:: AVAILABLE RECORDS
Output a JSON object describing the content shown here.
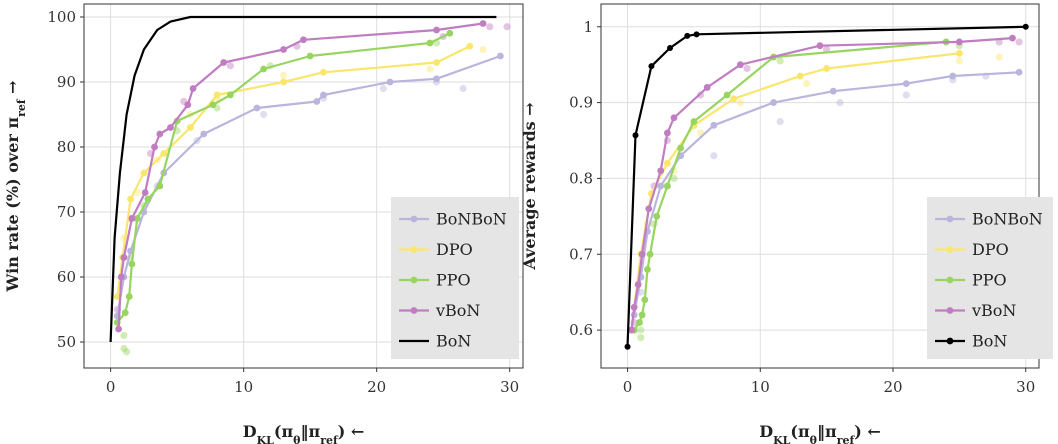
{
  "chart_data": [
    {
      "type": "line",
      "xlabel": "D_KL(π_θ‖π_ref) ←",
      "ylabel": "Win rate (%) over π_ref →",
      "xlim": [
        -2,
        31
      ],
      "ylim": [
        46,
        102
      ],
      "xticks": [
        0,
        10,
        20,
        30
      ],
      "yticks": [
        50,
        60,
        70,
        80,
        90,
        100
      ],
      "grid": true,
      "legend_position": "bottom-right",
      "series": [
        {
          "name": "BoNBoN",
          "color": "#b9b5dc",
          "points": [
            [
              0.5,
              54
            ],
            [
              1,
              60
            ],
            [
              1.5,
              64
            ],
            [
              2.5,
              70
            ],
            [
              4,
              76
            ],
            [
              7,
              82
            ],
            [
              11,
              86
            ],
            [
              15.5,
              87
            ],
            [
              16,
              88
            ],
            [
              21,
              90
            ],
            [
              24.5,
              90.5
            ],
            [
              29.3,
              94
            ]
          ],
          "scatter": [
            [
              1,
              63
            ],
            [
              2,
              69
            ],
            [
              3.5,
              74
            ],
            [
              6.5,
              81
            ],
            [
              11.5,
              85
            ],
            [
              16,
              87.5
            ],
            [
              20.5,
              89
            ],
            [
              24.5,
              90
            ],
            [
              26.5,
              89
            ]
          ]
        },
        {
          "name": "DPO",
          "color": "#f9e66b",
          "points": [
            [
              0.5,
              57
            ],
            [
              0.9,
              63
            ],
            [
              1.5,
              72
            ],
            [
              2.5,
              76
            ],
            [
              4,
              79
            ],
            [
              6,
              83
            ],
            [
              8,
              88
            ],
            [
              13,
              90
            ],
            [
              16,
              91.5
            ],
            [
              24.5,
              93
            ],
            [
              27,
              95.5
            ]
          ],
          "scatter": [
            [
              1,
              66
            ],
            [
              2,
              73
            ],
            [
              3.5,
              78
            ],
            [
              6,
              85
            ],
            [
              8,
              87.5
            ],
            [
              13,
              91
            ],
            [
              24,
              92
            ],
            [
              28,
              95
            ]
          ]
        },
        {
          "name": "PPO",
          "color": "#98d460",
          "points": [
            [
              0.5,
              53
            ],
            [
              1.1,
              54.5
            ],
            [
              1.4,
              57
            ],
            [
              1.6,
              62
            ],
            [
              2,
              69
            ],
            [
              2.8,
              72
            ],
            [
              3.7,
              74
            ],
            [
              5,
              84
            ],
            [
              7.7,
              86.5
            ],
            [
              9,
              88
            ],
            [
              11.5,
              92
            ],
            [
              15,
              94
            ],
            [
              24,
              96
            ],
            [
              25.5,
              97.5
            ]
          ],
          "scatter": [
            [
              1,
              51
            ],
            [
              1,
              49
            ],
            [
              1.2,
              48.5
            ],
            [
              1.5,
              63
            ],
            [
              2.5,
              71
            ],
            [
              5,
              82.5
            ],
            [
              8,
              86
            ],
            [
              12,
              92.5
            ],
            [
              24.5,
              96
            ]
          ]
        },
        {
          "name": "vBoN",
          "color": "#c07dc2",
          "points": [
            [
              0.6,
              52
            ],
            [
              0.8,
              60
            ],
            [
              1,
              63
            ],
            [
              1.6,
              69
            ],
            [
              2.6,
              73
            ],
            [
              3.3,
              80
            ],
            [
              3.7,
              82
            ],
            [
              4.5,
              83
            ],
            [
              5.8,
              86.5
            ],
            [
              6.2,
              89
            ],
            [
              8.5,
              93
            ],
            [
              13,
              95
            ],
            [
              14.5,
              96.5
            ],
            [
              24.5,
              98
            ],
            [
              28,
              99
            ]
          ],
          "scatter": [
            [
              0.5,
              55
            ],
            [
              1.5,
              69
            ],
            [
              3,
              79
            ],
            [
              5.5,
              87
            ],
            [
              9,
              92.5
            ],
            [
              14,
              95.5
            ],
            [
              25,
              97
            ],
            [
              28.5,
              98.5
            ],
            [
              29.8,
              98.5
            ]
          ]
        },
        {
          "name": "BoN",
          "color": "#000000",
          "points": [
            [
              0,
              50
            ],
            [
              0.3,
              66
            ],
            [
              0.7,
              76
            ],
            [
              1.2,
              85
            ],
            [
              1.8,
              91
            ],
            [
              2.5,
              95
            ],
            [
              3.5,
              98
            ],
            [
              4.5,
              99.3
            ],
            [
              6,
              100
            ],
            [
              10,
              100
            ],
            [
              20,
              100
            ],
            [
              29,
              100
            ]
          ],
          "scatter": []
        }
      ]
    },
    {
      "type": "line",
      "xlabel": "D_KL(π_θ‖π_ref) ←",
      "ylabel": "Average rewards →",
      "xlim": [
        -2,
        31
      ],
      "ylim": [
        0.55,
        1.03
      ],
      "xticks": [
        0,
        10,
        20,
        30
      ],
      "yticks": [
        0.6,
        0.7,
        0.8,
        0.9,
        1
      ],
      "grid": true,
      "legend_position": "bottom-right",
      "series": [
        {
          "name": "BoNBoN",
          "color": "#b9b5dc",
          "points": [
            [
              0.5,
              0.62
            ],
            [
              1,
              0.67
            ],
            [
              1.5,
              0.73
            ],
            [
              2.5,
              0.79
            ],
            [
              4,
              0.83
            ],
            [
              6.5,
              0.87
            ],
            [
              11,
              0.9
            ],
            [
              15.5,
              0.915
            ],
            [
              21,
              0.925
            ],
            [
              24.5,
              0.935
            ],
            [
              29.5,
              0.94
            ]
          ],
          "scatter": [
            [
              1,
              0.65
            ],
            [
              3,
              0.79
            ],
            [
              6.5,
              0.83
            ],
            [
              11.5,
              0.875
            ],
            [
              16,
              0.9
            ],
            [
              21,
              0.91
            ],
            [
              24.5,
              0.93
            ],
            [
              27,
              0.935
            ]
          ]
        },
        {
          "name": "DPO",
          "color": "#f9e66b",
          "points": [
            [
              0.5,
              0.63
            ],
            [
              1,
              0.7
            ],
            [
              1.8,
              0.78
            ],
            [
              3,
              0.82
            ],
            [
              5,
              0.87
            ],
            [
              8,
              0.905
            ],
            [
              13,
              0.935
            ],
            [
              15,
              0.945
            ],
            [
              25,
              0.965
            ]
          ],
          "scatter": [
            [
              1.5,
              0.74
            ],
            [
              3.5,
              0.81
            ],
            [
              5.5,
              0.86
            ],
            [
              8.5,
              0.9
            ],
            [
              13.5,
              0.925
            ],
            [
              25,
              0.955
            ],
            [
              28,
              0.96
            ]
          ]
        },
        {
          "name": "PPO",
          "color": "#98d460",
          "points": [
            [
              0.5,
              0.6
            ],
            [
              0.9,
              0.61
            ],
            [
              1.1,
              0.62
            ],
            [
              1.3,
              0.64
            ],
            [
              1.5,
              0.68
            ],
            [
              1.7,
              0.7
            ],
            [
              2.2,
              0.75
            ],
            [
              3,
              0.79
            ],
            [
              4,
              0.84
            ],
            [
              5,
              0.875
            ],
            [
              7.5,
              0.91
            ],
            [
              11,
              0.96
            ],
            [
              24,
              0.98
            ]
          ],
          "scatter": [
            [
              1,
              0.59
            ],
            [
              1,
              0.6
            ],
            [
              2,
              0.74
            ],
            [
              3.5,
              0.8
            ],
            [
              5,
              0.87
            ],
            [
              11.5,
              0.955
            ],
            [
              25,
              0.975
            ]
          ]
        },
        {
          "name": "vBoN",
          "color": "#c07dc2",
          "points": [
            [
              0.3,
              0.6
            ],
            [
              0.5,
              0.63
            ],
            [
              0.8,
              0.66
            ],
            [
              1.1,
              0.7
            ],
            [
              1.6,
              0.76
            ],
            [
              2.5,
              0.81
            ],
            [
              3,
              0.86
            ],
            [
              3.5,
              0.88
            ],
            [
              6,
              0.92
            ],
            [
              8.5,
              0.95
            ],
            [
              14.5,
              0.975
            ],
            [
              25,
              0.98
            ],
            [
              29,
              0.985
            ]
          ],
          "scatter": [
            [
              0.5,
              0.61
            ],
            [
              1,
              0.67
            ],
            [
              2,
              0.79
            ],
            [
              3,
              0.85
            ],
            [
              5.5,
              0.91
            ],
            [
              9,
              0.945
            ],
            [
              15,
              0.97
            ],
            [
              28,
              0.98
            ],
            [
              29.5,
              0.98
            ]
          ]
        },
        {
          "name": "BoN",
          "color": "#000000",
          "points": [
            [
              0,
              0.578
            ],
            [
              0.6,
              0.857
            ],
            [
              1.8,
              0.948
            ],
            [
              3.2,
              0.972
            ],
            [
              4.5,
              0.988
            ],
            [
              5.2,
              0.99
            ],
            [
              30,
              1.0
            ]
          ],
          "scatter": []
        }
      ]
    }
  ]
}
::::
● TO DO
Go through the entries above and pull out each line with "ylabel" in it.

● TASK RESULT
      "ylabel": "Win rate (%) over π_ref →",
      "ylabel": "Average rewards →",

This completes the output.